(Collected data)
════════════════

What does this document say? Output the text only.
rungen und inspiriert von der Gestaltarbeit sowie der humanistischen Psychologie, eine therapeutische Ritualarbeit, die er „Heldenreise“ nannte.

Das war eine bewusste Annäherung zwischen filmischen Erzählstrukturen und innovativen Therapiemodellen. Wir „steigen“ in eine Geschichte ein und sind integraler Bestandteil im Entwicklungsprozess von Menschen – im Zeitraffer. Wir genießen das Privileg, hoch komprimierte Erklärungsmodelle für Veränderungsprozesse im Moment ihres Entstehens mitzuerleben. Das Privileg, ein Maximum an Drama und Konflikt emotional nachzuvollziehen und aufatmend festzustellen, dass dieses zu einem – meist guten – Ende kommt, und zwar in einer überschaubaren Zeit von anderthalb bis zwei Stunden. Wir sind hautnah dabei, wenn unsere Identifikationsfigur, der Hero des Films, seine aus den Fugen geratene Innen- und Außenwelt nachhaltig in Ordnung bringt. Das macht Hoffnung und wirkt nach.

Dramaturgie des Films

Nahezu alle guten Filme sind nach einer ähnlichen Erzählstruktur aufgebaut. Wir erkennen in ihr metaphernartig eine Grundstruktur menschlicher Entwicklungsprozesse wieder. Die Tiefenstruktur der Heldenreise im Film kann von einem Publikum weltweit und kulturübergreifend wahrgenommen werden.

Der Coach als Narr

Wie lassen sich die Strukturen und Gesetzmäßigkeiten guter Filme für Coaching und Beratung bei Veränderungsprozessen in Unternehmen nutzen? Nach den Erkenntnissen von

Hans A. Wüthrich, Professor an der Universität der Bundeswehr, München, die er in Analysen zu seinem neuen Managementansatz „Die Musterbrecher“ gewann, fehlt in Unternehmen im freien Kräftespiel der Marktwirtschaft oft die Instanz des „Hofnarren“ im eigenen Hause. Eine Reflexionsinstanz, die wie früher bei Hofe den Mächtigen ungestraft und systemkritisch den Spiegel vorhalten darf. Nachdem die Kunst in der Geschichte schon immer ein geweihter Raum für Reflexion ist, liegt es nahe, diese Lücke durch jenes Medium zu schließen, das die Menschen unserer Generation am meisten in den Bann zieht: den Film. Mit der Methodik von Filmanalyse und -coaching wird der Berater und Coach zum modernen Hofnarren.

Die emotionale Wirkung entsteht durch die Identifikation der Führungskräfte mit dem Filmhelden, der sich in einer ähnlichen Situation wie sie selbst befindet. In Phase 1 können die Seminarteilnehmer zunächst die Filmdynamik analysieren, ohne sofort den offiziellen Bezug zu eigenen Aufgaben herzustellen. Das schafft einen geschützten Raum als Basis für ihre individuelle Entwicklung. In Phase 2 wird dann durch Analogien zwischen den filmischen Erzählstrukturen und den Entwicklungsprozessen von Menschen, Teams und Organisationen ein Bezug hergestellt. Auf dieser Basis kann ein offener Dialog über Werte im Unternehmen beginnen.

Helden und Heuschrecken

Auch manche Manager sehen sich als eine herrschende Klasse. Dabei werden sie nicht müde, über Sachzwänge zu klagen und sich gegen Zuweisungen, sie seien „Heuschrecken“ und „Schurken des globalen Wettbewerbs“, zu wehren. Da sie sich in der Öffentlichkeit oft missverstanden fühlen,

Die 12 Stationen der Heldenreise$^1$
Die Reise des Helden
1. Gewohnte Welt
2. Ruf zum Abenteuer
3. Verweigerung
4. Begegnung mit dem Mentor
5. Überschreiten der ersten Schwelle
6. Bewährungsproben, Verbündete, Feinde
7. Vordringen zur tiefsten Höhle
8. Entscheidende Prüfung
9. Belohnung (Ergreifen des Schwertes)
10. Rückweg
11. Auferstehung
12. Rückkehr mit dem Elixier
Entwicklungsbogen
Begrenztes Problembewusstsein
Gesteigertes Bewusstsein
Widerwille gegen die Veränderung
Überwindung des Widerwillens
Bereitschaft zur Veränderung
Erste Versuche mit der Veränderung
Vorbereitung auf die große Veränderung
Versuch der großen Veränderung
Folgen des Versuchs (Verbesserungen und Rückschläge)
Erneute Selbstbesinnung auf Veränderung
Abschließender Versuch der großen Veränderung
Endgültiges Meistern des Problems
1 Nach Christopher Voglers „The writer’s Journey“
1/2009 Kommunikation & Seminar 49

════════════════

Task to carry out: Give every entry again, character for character.

Output of the exercise:
What does this document say? Output the text only.
rungen und inspiriert von der Gestaltarbeit sowie der humanistischen Psychologie, eine therapeutische Ritualarbeit, die er „Heldenreise“ nannte.

Das war eine bewusste Annäherung zwischen filmischen Erzählstrukturen und innovativen Therapiemodellen. Wir „steigen“ in eine Geschichte ein und sind integraler Bestandteil im Entwicklungsprozess von Menschen – im Zeitraffer. Wir genießen das Privileg, hoch komprimierte Erklärungsmodelle für Veränderungsprozesse im Moment ihres Entstehens mitzuerleben. Das Privileg, ein Maximum an Drama und Konflikt emotional nachzuvollziehen und aufatmend festzustellen, dass dieses zu einem – meist guten – Ende kommt, und zwar in einer überschaubaren Zeit von anderthalb bis zwei Stunden. Wir sind hautnah dabei, wenn unsere Identifikationsfigur, der Hero des Films, seine aus den Fugen geratene Innen- und Außenwelt nachhaltig in Ordnung bringt. Das macht Hoffnung und wirkt nach.

Dramaturgie des Films

Nahezu alle guten Filme sind nach einer ähnlichen Erzählstruktur aufgebaut. Wir erkennen in ihr metaphernartig eine Grundstruktur menschlicher Entwicklungsprozesse wieder. Die Tiefenstruktur der Heldenreise im Film kann von einem Publikum weltweit und kulturübergreifend wahrgenommen werden.

Der Coach als Narr

Wie lassen sich die Strukturen und Gesetzmäßigkeiten guter Filme für Coaching und Beratung bei Veränderungsprozessen in Unternehmen nutzen? Nach den Erkenntnissen von

Hans A. Wüthrich, Professor an der Universität der Bundeswehr, München, die er in Analysen zu seinem neuen Managementansatz „Die Musterbrecher“ gewann, fehlt in Unternehmen im freien Kräftespiel der Marktwirtschaft oft die Instanz des „Hofnarren“ im eigenen Hause. Eine Reflexionsinstanz, die wie früher bei Hofe den Mächtigen ungestraft und systemkritisch den Spiegel vorhalten darf. Nachdem die Kunst in der Geschichte schon immer ein geweihter Raum für Reflexion ist, liegt es nahe, diese Lücke durch jenes Medium zu schließen, das die Menschen unserer Generation am meisten in den Bann zieht: den Film. Mit der Methodik von Filmanalyse und -coaching wird der Berater und Coach zum modernen Hofnarren.

Die emotionale Wirkung entsteht durch die Identifikation der Führungskräfte mit dem Filmhelden, der sich in einer ähnlichen Situation wie sie selbst befindet. In Phase 1 können die Seminarteilnehmer zunächst die Filmdynamik analysieren, ohne sofort den offiziellen Bezug zu eigenen Aufgaben herzustellen. Das schafft einen geschützten Raum als Basis für ihre individuelle Entwicklung. In Phase 2 wird dann durch Analogien zwischen den filmischen Erzählstrukturen und den Entwicklungsprozessen von Menschen, Teams und Organisationen ein Bezug hergestellt. Auf dieser Basis kann ein offener Dialog über Werte im Unternehmen beginnen.

Helden und Heuschrecken

Auch manche Manager sehen sich als eine herrschende Klasse. Dabei werden sie nicht müde, über Sachzwänge zu klagen und sich gegen Zuweisungen, sie seien „Heuschrecken“ und „Schurken des globalen Wettbewerbs“, zu wehren. Da sie sich in der Öffentlichkeit oft missverstanden fühlen,

Die 12 Stationen der Heldenreise$^1$
Die Reise des Helden
1. Gewohnte Welt
2. Ruf zum Abenteuer
3. Verweigerung
4. Begegnung mit dem Mentor
5. Überschreiten der ersten Schwelle
6. Bewährungsproben, Verbündete, Feinde
7. Vordringen zur tiefsten Höhle
8. Entscheidende Prüfung
9. Belohnung (Ergreifen des Schwertes)
10. Rückweg
11. Auferstehung
12. Rückkehr mit dem Elixier
Entwicklungsbogen
Begrenztes Problembewusstsein
Gesteigertes Bewusstsein
Widerwille gegen die Veränderung
Überwindung des Widerwillens
Bereitschaft zur Veränderung
Erste Versuche mit der Veränderung
Vorbereitung auf die große Veränderung
Versuch der großen Veränderung
Folgen des Versuchs (Verbesserungen und Rückschläge)
Erneute Selbstbesinnung auf Veränderung
Abschließender Versuch der großen Veränderung
Endgültiges Meistern des Problems
1 Nach Christopher Voglers „The writer’s Journey“
1/2009 Kommunikation & Seminar 49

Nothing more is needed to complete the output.